___ SUPPLIED RECORDS ___
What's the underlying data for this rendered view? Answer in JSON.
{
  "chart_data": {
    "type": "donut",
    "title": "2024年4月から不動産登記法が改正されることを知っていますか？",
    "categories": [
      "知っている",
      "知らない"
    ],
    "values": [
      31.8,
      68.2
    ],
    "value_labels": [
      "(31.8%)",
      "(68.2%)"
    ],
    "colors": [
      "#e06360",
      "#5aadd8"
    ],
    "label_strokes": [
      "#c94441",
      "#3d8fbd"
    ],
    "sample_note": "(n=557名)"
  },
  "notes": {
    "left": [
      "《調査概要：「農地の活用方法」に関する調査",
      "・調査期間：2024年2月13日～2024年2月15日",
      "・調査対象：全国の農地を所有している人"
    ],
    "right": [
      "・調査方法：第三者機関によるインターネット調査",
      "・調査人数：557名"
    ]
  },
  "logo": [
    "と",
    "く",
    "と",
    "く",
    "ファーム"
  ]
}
___
**GIVEN PROBLEM**
Retype all of the entries precisely as they are.

**SOLUTION BELOW**
What's the underlying data for this rendered view? Answer in JSON.
{
  "chart_data": {
    "type": "donut",
    "title": "2024年4月から不動産登記法が改正されることを知っていますか？",
    "categories": [
      "知っている",
      "知らない"
    ],
    "values": [
      31.8,
      68.2
    ],
    "value_labels": [
      "(31.8%)",
      "(68.2%)"
    ],
    "colors": [
      "#e06360",
      "#5aadd8"
    ],
    "label_strokes": [
      "#c94441",
      "#3d8fbd"
    ],
    "sample_note": "(n=557名)"
  },
  "notes": {
    "left": [
      "《調査概要：「農地の活用方法」に関する調査",
      "・調査期間：2024年2月13日～2024年2月15日",
      "・調査対象：全国の農地を所有している人"
    ],
    "right": [
      "・調査方法：第三者機関によるインターネット調査",
      "・調査人数：557名"
    ]
  },
  "logo": [
    "と",
    "く",
    "と",
    "く",
    "ファーム"
  ]
}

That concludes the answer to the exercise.